A run of records
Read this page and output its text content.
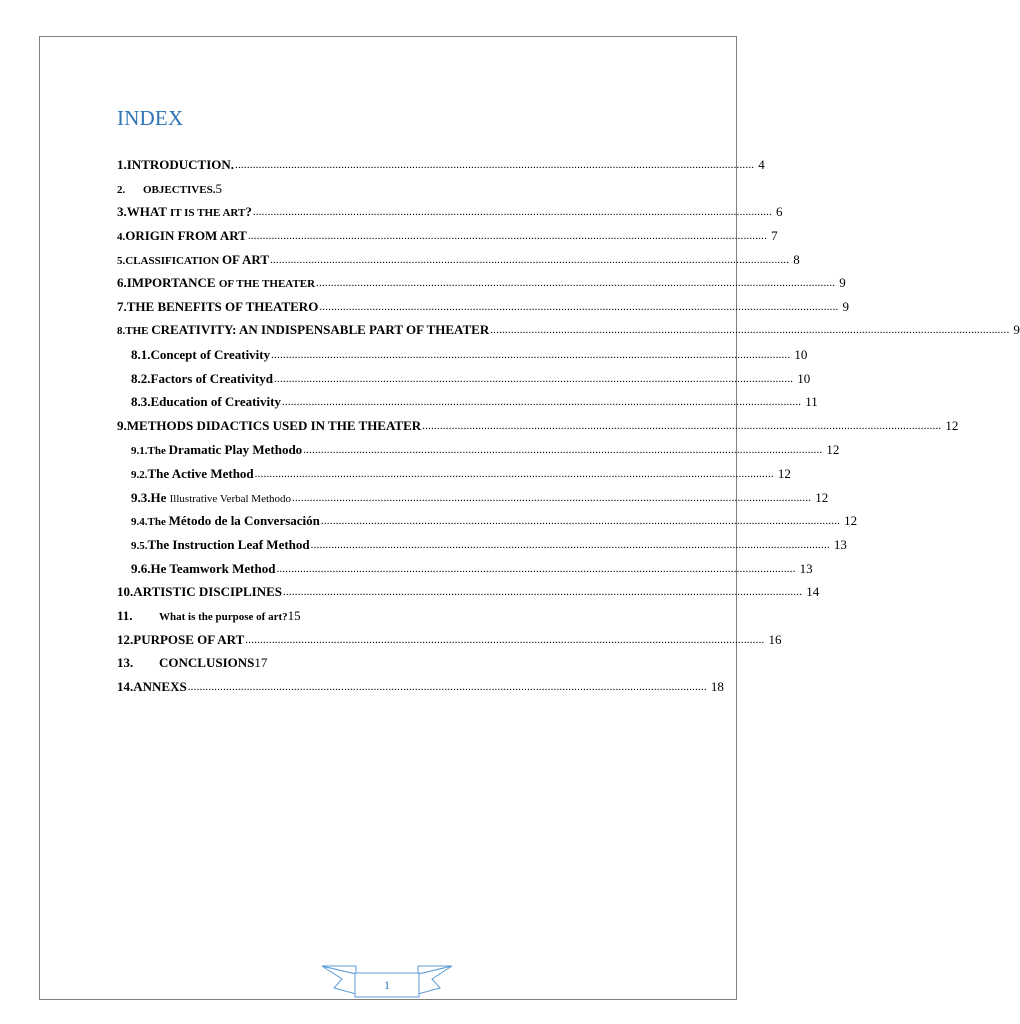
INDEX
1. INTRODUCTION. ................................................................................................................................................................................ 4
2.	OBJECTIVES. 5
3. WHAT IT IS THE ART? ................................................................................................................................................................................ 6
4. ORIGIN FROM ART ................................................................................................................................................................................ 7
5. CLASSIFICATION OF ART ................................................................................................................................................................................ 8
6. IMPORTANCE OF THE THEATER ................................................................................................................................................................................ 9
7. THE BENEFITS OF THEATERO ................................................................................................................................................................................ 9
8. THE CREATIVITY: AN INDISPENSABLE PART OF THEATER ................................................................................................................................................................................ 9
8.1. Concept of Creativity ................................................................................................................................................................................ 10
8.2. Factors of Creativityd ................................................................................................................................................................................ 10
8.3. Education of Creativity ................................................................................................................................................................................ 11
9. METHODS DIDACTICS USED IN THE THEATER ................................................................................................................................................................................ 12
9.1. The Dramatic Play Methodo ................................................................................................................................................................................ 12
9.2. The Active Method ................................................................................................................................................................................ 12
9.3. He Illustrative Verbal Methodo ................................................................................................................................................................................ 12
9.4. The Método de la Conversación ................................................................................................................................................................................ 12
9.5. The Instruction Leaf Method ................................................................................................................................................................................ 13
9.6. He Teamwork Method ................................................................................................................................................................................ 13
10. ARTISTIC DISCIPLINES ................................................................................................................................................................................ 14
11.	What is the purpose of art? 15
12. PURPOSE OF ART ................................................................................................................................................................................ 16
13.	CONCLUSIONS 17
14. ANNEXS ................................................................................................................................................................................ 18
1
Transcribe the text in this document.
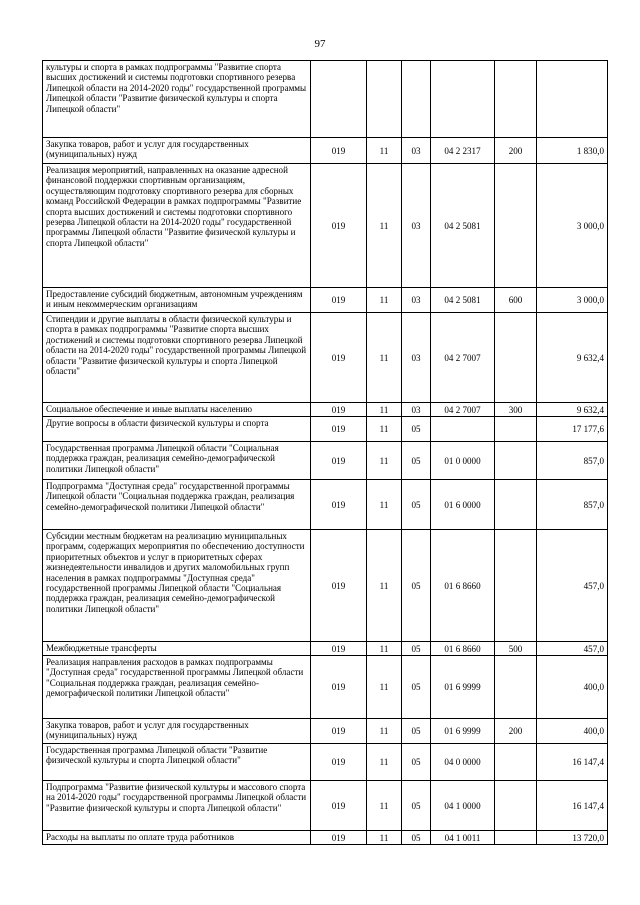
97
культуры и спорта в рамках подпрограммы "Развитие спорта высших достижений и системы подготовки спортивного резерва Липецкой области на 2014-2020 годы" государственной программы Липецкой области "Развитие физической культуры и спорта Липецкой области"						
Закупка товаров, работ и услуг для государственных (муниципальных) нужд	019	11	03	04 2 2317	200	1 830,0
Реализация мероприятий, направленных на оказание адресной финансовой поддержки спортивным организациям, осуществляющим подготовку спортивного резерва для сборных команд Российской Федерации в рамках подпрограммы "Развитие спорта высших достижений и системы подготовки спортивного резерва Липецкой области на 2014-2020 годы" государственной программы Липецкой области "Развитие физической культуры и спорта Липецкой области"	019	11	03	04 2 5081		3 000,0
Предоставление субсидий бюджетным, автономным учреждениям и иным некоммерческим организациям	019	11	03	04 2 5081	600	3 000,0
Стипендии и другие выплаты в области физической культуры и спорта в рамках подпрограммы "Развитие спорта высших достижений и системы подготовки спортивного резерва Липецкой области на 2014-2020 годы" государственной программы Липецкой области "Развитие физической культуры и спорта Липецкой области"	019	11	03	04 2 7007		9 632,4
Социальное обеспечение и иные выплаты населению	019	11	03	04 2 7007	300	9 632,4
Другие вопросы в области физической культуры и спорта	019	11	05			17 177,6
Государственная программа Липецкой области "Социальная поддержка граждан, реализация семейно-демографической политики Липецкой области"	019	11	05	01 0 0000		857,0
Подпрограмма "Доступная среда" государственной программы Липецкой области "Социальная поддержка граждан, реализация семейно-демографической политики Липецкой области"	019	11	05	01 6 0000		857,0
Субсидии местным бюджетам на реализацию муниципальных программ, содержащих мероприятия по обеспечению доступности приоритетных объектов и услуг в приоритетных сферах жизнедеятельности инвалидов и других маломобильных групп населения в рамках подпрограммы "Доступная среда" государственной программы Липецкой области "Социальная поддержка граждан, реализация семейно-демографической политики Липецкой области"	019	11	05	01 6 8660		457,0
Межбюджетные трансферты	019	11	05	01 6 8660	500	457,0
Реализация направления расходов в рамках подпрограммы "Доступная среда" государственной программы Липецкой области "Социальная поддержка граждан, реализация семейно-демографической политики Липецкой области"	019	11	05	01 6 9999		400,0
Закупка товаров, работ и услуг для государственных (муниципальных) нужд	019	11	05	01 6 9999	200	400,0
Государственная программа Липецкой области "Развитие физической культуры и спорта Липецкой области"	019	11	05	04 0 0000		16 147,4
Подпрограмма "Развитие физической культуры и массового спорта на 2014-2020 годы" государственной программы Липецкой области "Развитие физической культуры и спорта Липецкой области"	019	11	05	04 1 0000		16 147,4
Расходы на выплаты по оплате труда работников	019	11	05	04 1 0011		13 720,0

__EXERCISE OBJECTIVE__: Across the material above, count every line holding "Доступная" and write down only the number.

__SOLUTION TO THE PROBLEM__: 3